* **WHAT IS ASKED**:
Your task is to copy every line of the entries that contains "this".

* **DATA**:
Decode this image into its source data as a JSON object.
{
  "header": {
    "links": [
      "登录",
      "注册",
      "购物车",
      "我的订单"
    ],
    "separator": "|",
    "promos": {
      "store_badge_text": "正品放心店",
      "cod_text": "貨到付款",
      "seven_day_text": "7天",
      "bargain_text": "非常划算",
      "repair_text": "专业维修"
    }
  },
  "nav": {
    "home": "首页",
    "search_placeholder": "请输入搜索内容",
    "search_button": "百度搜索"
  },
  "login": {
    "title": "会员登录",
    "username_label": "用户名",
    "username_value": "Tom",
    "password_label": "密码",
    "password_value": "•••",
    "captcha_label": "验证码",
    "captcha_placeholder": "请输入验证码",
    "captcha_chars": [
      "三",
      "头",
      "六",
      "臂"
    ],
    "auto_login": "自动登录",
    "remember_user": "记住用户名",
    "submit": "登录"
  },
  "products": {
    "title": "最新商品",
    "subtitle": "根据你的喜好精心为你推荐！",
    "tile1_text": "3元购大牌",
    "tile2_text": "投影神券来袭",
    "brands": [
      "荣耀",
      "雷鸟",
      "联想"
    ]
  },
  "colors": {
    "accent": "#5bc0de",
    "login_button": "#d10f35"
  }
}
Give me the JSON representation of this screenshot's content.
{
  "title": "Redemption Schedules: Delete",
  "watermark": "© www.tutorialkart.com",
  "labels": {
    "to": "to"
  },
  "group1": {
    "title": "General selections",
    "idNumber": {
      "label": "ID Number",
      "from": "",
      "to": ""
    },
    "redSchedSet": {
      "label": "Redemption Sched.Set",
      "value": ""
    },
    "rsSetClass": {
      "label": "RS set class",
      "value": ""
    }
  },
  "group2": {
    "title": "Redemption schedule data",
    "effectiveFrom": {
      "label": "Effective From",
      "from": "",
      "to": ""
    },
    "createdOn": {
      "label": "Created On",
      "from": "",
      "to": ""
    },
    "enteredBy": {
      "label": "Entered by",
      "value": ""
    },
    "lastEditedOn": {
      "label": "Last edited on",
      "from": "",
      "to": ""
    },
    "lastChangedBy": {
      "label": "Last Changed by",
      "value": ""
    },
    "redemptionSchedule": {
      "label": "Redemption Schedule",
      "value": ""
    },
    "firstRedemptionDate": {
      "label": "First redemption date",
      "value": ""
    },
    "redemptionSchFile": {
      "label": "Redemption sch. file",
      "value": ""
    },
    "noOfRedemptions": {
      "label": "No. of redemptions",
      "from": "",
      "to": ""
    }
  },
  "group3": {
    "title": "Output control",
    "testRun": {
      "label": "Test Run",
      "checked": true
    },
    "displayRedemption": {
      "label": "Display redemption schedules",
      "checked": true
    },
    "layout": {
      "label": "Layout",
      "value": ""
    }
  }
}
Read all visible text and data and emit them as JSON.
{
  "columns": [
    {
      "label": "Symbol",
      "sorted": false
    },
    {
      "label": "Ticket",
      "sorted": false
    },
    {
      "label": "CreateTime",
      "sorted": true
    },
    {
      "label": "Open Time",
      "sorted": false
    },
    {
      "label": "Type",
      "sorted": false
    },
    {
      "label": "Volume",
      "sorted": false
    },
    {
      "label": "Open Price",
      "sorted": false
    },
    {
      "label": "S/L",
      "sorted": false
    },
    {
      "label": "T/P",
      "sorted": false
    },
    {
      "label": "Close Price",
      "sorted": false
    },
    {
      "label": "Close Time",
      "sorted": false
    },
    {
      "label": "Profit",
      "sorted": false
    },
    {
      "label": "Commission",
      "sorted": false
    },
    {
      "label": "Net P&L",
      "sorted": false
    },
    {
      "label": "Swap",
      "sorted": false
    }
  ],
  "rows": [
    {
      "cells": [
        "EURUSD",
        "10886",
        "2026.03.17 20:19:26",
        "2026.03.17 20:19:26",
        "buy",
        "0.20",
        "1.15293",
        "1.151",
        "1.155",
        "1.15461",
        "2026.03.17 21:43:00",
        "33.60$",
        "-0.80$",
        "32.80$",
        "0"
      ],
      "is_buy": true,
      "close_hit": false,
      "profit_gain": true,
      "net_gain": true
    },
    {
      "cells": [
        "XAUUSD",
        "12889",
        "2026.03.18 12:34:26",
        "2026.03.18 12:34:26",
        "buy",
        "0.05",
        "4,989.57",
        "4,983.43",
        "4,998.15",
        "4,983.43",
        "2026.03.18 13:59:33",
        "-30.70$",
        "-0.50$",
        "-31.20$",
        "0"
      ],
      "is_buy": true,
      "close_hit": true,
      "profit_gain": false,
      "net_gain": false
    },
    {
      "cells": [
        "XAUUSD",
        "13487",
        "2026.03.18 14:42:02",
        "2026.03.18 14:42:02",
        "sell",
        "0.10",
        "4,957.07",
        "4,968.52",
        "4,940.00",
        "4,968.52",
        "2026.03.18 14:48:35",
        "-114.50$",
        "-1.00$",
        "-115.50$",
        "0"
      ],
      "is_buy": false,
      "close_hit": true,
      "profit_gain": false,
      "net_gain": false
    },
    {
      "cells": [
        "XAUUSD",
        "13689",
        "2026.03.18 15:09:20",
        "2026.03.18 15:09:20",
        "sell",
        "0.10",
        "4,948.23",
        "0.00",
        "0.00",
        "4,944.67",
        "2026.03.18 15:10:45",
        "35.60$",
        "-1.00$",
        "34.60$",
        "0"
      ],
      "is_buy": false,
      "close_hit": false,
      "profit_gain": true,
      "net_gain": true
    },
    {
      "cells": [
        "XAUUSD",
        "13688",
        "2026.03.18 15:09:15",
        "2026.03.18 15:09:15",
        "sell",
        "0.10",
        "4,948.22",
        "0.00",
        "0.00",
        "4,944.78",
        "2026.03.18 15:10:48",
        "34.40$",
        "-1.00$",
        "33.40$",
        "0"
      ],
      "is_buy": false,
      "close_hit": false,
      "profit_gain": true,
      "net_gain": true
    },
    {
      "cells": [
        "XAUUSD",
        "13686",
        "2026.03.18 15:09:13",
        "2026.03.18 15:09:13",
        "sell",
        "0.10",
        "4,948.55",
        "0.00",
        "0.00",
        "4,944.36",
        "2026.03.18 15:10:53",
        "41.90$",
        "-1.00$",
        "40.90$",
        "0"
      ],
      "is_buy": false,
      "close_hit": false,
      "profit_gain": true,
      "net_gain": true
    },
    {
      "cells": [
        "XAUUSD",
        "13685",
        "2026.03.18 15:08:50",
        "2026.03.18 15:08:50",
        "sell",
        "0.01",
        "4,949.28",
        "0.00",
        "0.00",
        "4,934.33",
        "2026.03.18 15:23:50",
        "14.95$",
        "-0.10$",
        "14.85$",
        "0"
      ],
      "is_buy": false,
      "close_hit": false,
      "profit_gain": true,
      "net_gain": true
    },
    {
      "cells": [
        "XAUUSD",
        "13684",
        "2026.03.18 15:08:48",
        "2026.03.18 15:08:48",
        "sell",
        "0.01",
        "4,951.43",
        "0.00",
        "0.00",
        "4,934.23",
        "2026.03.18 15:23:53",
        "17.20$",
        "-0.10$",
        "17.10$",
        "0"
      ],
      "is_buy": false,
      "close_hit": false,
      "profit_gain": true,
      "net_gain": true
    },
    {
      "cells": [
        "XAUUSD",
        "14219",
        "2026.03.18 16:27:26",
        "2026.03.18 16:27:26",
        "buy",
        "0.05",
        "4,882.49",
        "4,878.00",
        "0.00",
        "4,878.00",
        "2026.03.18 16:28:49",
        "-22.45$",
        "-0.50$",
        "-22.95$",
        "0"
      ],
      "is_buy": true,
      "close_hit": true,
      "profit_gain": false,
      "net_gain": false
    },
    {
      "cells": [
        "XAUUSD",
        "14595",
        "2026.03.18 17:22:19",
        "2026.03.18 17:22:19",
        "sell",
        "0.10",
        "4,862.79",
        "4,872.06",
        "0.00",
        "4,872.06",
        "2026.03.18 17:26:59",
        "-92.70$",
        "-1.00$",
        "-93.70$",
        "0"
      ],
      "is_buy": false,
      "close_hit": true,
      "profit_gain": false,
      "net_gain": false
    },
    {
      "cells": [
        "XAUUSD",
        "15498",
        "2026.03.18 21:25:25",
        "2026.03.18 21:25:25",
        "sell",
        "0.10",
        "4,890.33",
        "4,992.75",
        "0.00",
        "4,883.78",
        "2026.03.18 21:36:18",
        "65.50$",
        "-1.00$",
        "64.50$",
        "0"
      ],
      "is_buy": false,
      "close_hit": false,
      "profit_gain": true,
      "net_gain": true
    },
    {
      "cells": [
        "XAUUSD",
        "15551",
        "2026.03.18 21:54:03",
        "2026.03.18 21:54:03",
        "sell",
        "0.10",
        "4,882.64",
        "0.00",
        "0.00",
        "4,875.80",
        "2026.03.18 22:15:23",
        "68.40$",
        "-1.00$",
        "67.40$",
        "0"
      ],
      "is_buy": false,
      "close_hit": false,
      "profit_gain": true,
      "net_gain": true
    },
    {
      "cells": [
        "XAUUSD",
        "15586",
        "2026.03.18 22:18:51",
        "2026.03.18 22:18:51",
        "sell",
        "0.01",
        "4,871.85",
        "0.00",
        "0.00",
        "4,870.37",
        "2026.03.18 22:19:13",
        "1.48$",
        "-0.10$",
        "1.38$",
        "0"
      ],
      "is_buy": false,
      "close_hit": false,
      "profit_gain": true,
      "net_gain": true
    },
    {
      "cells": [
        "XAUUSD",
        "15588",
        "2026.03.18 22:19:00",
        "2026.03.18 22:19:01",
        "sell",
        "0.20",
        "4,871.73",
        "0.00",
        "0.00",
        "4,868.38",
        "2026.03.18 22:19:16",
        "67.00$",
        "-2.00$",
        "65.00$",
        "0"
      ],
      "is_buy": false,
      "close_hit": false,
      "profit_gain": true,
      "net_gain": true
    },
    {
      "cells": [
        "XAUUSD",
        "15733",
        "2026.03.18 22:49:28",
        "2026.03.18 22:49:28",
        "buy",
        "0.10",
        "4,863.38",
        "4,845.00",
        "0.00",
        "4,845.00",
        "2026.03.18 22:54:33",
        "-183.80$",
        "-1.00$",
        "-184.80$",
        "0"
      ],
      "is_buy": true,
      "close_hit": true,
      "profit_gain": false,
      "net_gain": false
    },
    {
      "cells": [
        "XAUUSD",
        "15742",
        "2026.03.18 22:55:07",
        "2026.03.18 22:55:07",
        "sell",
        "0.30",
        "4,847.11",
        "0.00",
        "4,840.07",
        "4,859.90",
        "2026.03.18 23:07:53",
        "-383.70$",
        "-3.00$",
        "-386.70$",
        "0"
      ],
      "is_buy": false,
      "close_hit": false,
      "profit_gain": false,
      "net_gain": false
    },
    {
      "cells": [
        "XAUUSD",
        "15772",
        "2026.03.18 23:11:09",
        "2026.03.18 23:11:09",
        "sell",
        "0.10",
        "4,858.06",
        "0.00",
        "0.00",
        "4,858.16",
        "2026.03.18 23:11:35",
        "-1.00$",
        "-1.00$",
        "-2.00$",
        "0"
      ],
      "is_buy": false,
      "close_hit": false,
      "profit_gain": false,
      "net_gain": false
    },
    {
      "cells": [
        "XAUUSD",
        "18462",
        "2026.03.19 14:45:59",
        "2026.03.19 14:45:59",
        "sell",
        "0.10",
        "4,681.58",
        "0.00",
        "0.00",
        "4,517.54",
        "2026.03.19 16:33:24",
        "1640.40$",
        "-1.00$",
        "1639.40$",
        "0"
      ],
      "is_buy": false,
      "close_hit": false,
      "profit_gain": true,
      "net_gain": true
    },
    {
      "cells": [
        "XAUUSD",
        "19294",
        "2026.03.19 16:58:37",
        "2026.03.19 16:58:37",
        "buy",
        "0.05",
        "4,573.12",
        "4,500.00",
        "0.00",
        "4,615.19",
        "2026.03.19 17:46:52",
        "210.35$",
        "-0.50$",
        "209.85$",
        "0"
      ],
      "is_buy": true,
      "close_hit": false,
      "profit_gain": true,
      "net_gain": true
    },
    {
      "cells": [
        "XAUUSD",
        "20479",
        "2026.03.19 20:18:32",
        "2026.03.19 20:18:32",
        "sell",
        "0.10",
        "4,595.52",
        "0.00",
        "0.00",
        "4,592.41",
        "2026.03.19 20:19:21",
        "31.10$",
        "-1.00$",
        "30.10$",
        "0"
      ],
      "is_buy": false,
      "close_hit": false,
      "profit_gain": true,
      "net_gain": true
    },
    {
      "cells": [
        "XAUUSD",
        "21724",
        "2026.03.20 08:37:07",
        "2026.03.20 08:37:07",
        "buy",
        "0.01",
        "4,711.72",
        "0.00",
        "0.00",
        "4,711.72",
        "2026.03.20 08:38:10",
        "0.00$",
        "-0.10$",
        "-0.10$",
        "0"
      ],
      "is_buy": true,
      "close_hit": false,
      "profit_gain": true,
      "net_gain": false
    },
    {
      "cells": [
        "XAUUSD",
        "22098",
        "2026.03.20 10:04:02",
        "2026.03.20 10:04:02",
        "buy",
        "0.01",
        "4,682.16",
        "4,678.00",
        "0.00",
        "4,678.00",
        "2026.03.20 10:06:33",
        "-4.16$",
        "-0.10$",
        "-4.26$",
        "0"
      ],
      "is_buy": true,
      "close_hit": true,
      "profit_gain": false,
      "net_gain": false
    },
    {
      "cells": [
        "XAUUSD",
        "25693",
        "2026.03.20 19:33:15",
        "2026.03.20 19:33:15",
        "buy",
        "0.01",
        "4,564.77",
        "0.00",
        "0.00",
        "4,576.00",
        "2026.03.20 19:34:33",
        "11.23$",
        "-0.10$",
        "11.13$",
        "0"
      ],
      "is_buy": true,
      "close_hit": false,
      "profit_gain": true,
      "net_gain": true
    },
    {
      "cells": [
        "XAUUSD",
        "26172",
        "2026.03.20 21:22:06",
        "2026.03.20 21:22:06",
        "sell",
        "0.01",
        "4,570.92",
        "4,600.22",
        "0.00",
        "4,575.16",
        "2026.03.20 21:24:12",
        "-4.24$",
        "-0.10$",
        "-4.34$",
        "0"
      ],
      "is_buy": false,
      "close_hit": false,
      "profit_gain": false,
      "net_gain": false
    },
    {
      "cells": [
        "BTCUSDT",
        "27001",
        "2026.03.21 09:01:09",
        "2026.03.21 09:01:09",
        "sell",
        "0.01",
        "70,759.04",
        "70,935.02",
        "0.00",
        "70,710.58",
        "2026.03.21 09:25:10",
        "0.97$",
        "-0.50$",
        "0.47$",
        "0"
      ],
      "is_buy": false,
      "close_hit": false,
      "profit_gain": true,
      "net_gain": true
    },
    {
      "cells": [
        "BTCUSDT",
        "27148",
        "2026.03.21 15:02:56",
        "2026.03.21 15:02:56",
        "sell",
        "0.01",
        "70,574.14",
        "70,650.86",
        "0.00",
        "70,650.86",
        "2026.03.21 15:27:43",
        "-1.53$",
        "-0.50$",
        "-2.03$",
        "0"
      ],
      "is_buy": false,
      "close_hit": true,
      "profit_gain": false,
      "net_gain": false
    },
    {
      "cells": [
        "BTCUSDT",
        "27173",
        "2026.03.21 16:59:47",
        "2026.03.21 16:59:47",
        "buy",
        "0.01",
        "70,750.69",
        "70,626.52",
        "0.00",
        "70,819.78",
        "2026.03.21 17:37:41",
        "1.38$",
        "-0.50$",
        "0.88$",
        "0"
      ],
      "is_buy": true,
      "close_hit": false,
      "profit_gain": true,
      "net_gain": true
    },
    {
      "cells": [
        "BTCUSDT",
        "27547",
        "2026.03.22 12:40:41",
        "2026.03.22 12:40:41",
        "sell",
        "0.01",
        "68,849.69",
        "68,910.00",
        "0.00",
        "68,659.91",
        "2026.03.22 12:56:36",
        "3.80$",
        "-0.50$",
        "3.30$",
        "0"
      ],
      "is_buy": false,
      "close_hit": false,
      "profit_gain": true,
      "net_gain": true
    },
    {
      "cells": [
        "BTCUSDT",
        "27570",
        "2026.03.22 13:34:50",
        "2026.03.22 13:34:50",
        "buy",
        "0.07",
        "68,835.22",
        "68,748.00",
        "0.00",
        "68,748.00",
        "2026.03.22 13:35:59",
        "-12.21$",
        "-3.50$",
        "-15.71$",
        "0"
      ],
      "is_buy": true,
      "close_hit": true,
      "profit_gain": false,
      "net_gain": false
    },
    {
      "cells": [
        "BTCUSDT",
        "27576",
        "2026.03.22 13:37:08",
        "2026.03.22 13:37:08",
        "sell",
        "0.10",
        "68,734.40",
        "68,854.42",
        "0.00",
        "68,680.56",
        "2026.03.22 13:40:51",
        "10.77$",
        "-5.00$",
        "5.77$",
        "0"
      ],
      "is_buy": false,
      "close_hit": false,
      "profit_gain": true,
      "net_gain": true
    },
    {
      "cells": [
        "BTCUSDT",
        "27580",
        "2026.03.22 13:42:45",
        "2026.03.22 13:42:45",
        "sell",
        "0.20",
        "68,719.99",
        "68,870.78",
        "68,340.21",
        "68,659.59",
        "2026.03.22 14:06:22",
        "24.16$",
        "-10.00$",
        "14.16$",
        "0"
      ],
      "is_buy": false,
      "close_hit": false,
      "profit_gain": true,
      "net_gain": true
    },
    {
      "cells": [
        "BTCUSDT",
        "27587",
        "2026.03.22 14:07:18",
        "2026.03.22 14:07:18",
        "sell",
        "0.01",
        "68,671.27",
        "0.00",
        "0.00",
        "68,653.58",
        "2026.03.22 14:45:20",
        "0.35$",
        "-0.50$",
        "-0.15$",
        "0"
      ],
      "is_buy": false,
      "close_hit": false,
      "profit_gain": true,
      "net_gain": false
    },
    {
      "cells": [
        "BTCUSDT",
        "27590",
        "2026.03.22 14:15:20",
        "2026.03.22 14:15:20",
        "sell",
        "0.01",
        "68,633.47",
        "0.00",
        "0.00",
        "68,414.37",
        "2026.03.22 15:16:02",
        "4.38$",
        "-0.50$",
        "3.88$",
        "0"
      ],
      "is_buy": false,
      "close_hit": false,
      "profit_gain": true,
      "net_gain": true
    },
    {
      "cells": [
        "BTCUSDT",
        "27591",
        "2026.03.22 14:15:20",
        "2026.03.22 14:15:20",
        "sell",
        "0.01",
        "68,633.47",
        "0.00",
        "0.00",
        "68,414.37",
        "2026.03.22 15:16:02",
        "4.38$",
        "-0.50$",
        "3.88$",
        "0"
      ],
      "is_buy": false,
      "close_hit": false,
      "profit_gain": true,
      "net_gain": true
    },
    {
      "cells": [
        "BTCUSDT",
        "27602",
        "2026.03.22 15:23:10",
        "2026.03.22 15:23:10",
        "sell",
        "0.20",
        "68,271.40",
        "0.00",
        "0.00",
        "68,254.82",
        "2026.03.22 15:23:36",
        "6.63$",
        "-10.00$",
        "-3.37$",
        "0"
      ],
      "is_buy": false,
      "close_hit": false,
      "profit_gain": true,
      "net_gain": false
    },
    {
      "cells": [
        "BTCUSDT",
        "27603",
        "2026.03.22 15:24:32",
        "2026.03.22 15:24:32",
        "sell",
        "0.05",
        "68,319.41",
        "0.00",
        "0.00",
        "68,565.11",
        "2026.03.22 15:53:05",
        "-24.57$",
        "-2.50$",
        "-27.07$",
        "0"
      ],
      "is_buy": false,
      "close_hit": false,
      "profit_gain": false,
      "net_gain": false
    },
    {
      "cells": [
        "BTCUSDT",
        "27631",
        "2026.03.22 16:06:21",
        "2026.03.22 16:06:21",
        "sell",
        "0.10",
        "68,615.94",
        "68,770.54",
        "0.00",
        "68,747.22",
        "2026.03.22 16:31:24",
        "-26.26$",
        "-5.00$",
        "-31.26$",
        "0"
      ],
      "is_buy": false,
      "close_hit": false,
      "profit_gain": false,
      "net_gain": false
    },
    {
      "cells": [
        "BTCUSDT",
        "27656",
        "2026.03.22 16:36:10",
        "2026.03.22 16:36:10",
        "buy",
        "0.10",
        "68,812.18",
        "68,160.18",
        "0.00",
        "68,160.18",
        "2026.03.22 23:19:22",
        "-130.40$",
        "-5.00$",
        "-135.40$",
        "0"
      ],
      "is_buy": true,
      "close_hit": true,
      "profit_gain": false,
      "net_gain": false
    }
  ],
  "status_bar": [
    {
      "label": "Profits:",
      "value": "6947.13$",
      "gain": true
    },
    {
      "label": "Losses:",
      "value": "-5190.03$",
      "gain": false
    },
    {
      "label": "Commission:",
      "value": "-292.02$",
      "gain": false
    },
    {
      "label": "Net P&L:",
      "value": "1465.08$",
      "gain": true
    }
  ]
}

* **FINAL RESULT**:
Decode this image into its source data as a JSON object.
Give me the JSON representation of this screenshot's content.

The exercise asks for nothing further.